──────── DATA SHOWN
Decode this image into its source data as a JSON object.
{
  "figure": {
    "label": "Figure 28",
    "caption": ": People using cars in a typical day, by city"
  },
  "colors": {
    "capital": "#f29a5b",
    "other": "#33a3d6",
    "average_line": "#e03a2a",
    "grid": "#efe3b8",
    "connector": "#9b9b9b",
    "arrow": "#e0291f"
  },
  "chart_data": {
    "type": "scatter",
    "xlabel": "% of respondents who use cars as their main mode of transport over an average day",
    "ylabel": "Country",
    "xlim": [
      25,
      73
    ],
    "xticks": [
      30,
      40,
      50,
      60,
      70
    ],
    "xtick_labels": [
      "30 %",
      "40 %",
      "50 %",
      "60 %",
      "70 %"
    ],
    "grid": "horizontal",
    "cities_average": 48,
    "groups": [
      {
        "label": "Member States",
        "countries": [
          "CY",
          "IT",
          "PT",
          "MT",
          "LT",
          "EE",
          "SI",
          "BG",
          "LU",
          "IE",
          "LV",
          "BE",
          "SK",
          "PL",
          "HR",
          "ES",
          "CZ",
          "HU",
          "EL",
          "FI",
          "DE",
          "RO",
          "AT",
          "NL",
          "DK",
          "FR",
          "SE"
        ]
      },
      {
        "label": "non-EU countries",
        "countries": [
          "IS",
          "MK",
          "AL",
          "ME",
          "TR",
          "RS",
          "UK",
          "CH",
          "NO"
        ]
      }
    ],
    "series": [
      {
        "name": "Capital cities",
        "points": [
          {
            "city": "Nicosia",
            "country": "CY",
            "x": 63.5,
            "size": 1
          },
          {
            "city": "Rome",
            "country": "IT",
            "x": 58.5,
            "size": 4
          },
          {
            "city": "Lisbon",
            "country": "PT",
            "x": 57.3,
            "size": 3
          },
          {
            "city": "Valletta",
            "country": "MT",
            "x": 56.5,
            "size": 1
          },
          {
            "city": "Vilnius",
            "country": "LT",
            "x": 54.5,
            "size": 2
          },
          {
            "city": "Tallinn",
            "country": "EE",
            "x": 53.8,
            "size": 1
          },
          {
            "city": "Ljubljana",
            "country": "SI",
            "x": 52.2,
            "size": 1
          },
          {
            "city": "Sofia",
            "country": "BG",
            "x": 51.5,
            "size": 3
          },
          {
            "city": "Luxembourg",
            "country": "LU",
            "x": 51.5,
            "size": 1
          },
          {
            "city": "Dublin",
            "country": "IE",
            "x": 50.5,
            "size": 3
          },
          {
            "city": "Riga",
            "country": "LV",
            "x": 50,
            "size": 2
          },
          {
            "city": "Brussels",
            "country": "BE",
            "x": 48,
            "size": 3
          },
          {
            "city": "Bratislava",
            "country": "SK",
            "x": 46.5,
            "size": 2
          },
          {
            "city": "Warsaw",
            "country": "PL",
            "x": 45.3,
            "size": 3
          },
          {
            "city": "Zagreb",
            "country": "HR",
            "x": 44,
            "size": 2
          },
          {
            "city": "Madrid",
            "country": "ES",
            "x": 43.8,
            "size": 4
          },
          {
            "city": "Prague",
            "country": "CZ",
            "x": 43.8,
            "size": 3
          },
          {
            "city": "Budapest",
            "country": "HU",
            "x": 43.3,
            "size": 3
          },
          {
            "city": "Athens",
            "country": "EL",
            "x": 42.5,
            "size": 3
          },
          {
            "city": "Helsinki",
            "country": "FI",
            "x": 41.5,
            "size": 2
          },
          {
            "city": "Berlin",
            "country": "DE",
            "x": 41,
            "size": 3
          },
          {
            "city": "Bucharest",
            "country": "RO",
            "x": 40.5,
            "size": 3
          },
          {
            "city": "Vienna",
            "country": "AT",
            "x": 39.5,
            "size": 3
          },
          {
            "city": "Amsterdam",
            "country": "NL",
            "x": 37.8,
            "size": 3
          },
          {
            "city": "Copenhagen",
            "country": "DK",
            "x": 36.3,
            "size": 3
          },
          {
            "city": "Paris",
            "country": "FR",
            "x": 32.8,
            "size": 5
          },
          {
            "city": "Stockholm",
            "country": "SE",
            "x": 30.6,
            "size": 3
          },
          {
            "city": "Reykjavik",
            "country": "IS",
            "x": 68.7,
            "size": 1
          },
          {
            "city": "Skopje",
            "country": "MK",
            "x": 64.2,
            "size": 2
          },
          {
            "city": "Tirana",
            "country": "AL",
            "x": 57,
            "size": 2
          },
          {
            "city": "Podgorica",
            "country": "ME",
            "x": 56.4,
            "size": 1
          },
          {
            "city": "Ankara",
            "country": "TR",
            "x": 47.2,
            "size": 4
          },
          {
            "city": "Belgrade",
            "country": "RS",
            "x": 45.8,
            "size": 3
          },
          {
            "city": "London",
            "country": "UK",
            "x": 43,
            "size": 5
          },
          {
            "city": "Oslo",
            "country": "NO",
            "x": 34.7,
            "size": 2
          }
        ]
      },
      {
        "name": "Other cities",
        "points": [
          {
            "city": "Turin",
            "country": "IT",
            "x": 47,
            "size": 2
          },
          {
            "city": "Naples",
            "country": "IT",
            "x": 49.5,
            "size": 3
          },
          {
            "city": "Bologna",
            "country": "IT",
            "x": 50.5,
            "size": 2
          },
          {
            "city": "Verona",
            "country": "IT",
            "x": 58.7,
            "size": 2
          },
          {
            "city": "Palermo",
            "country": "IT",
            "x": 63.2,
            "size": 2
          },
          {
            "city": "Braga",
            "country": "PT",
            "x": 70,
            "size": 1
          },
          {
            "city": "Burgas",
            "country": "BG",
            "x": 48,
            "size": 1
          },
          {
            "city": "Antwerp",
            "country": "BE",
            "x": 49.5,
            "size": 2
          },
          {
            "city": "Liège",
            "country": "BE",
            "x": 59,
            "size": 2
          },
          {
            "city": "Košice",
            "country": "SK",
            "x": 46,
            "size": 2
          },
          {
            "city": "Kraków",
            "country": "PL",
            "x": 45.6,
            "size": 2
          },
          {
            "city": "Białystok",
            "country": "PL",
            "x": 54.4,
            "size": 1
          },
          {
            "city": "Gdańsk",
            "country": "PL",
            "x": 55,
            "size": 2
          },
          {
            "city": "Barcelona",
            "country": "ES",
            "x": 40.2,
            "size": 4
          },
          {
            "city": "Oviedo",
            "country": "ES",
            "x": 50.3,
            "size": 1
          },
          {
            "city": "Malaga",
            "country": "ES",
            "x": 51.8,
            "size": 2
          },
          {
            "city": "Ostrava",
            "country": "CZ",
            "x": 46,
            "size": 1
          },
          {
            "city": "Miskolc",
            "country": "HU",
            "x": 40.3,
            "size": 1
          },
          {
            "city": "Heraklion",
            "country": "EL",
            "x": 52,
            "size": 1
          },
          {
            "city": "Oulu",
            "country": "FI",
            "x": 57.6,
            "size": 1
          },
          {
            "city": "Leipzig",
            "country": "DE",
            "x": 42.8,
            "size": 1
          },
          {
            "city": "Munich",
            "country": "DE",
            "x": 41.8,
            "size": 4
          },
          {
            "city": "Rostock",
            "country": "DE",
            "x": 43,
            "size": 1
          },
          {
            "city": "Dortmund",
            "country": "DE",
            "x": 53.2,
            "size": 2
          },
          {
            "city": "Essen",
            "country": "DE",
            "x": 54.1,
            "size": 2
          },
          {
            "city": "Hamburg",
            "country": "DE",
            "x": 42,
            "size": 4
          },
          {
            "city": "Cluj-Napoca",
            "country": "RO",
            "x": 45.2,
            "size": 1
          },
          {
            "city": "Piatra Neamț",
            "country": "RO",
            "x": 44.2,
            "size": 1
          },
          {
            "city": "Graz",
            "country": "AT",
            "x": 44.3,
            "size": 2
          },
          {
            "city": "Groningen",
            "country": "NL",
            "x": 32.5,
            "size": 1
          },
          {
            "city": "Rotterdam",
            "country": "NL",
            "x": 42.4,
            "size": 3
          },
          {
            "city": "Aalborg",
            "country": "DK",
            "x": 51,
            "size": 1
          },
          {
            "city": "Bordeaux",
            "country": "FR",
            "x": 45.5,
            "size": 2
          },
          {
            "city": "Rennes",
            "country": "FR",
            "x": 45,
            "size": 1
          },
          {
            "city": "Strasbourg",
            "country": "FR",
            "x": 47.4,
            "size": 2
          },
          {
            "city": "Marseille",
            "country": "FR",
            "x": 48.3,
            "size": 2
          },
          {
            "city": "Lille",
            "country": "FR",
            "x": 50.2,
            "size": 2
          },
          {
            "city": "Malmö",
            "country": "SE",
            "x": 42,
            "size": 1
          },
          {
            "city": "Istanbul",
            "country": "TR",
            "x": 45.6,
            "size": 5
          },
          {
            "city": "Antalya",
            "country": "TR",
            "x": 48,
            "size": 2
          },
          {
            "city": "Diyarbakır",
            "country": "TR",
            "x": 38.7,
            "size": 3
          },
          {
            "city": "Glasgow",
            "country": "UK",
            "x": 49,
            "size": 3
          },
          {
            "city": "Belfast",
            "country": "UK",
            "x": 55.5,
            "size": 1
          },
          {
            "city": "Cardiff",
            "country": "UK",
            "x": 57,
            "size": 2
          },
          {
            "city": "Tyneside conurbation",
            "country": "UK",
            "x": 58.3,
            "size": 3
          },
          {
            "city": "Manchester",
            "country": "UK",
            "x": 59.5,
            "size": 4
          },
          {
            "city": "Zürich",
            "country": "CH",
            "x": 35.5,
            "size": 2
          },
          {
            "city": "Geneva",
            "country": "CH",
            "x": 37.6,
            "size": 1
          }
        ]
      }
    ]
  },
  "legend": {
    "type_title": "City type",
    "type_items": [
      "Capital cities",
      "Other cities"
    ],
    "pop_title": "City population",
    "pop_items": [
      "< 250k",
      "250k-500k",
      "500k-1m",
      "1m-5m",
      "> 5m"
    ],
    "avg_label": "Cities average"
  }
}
────────────────
(TASK BRIEF) Using the listing, say how many lines include the word "cars", and add nothing else.

(SOLVED PROBLEM) 2